> _Material to process_:

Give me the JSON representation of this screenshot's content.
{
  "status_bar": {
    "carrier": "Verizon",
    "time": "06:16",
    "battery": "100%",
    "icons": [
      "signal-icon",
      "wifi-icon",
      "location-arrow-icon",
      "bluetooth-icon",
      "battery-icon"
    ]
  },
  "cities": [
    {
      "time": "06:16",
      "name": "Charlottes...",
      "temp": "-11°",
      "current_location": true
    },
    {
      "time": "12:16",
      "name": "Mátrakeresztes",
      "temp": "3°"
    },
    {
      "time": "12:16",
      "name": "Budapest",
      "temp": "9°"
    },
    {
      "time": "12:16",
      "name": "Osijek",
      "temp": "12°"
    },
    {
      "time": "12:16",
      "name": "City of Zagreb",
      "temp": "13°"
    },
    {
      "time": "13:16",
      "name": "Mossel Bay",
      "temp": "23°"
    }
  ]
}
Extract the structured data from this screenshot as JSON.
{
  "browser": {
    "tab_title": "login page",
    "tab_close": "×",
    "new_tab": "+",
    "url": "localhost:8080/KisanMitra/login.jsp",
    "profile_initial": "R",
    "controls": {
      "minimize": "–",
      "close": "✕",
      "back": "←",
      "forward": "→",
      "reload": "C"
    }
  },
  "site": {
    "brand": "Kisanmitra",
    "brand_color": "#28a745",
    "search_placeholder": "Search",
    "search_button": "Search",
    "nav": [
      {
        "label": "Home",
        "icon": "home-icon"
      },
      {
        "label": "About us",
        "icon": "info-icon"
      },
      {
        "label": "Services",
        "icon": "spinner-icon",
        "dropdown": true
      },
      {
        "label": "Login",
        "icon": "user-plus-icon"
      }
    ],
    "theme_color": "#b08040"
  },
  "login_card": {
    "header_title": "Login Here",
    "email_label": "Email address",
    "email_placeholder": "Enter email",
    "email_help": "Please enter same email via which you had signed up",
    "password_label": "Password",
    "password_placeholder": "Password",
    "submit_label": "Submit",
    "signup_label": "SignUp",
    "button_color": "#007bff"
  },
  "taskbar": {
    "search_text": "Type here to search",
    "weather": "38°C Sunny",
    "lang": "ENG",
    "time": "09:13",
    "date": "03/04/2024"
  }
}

> _Objective_:
All of the entries above need to be reproduced exactly.

> _Task result_:
Give me the JSON representation of this screenshot's content.
{
  "status_bar": {
    "carrier": "Verizon",
    "time": "06:16",
    "battery": "100%",
    "icons": [
      "signal-icon",
      "wifi-icon",
      "location-arrow-icon",
      "bluetooth-icon",
      "battery-icon"
    ]
  },
  "cities": [
    {
      "time": "06:16",
      "name": "Charlottes...",
      "temp": "-11°",
      "current_location": true
    },
    {
      "time": "12:16",
      "name": "Mátrakeresztes",
      "temp": "3°"
    },
    {
      "time": "12:16",
      "name": "Budapest",
      "temp": "9°"
    },
    {
      "time": "12:16",
      "name": "Osijek",
      "temp": "12°"
    },
    {
      "time": "12:16",
      "name": "City of Zagreb",
      "temp": "13°"
    },
    {
      "time": "13:16",
      "name": "Mossel Bay",
      "temp": "23°"
    }
  ]
}
Extract the structured data from this screenshot as JSON.
{
  "browser": {
    "tab_title": "login page",
    "tab_close": "×",
    "new_tab": "+",
    "url": "localhost:8080/KisanMitra/login.jsp",
    "profile_initial": "R",
    "controls": {
      "minimize": "–",
      "close": "✕",
      "back": "←",
      "forward": "→",
      "reload": "C"
    }
  },
  "site": {
    "brand": "Kisanmitra",
    "brand_color": "#28a745",
    "search_placeholder": "Search",
    "search_button": "Search",
    "nav": [
      {
        "label": "Home",
        "icon": "home-icon"
      },
      {
        "label": "About us",
        "icon": "info-icon"
      },
      {
        "label": "Services",
        "icon": "spinner-icon",
        "dropdown": true
      },
      {
        "label": "Login",
        "icon": "user-plus-icon"
      }
    ],
    "theme_color": "#b08040"
  },
  "login_card": {
    "header_title": "Login Here",
    "email_label": "Email address",
    "email_placeholder": "Enter email",
    "email_help": "Please enter same email via which you had signed up",
    "password_label": "Password",
    "password_placeholder": "Password",
    "submit_label": "Submit",
    "signup_label": "SignUp",
    "button_color": "#007bff"
  },
  "taskbar": {
    "search_text": "Type here to search",
    "weather": "38°C Sunny",
    "lang": "ENG",
    "time": "09:13",
    "date": "03/04/2024"
  }
}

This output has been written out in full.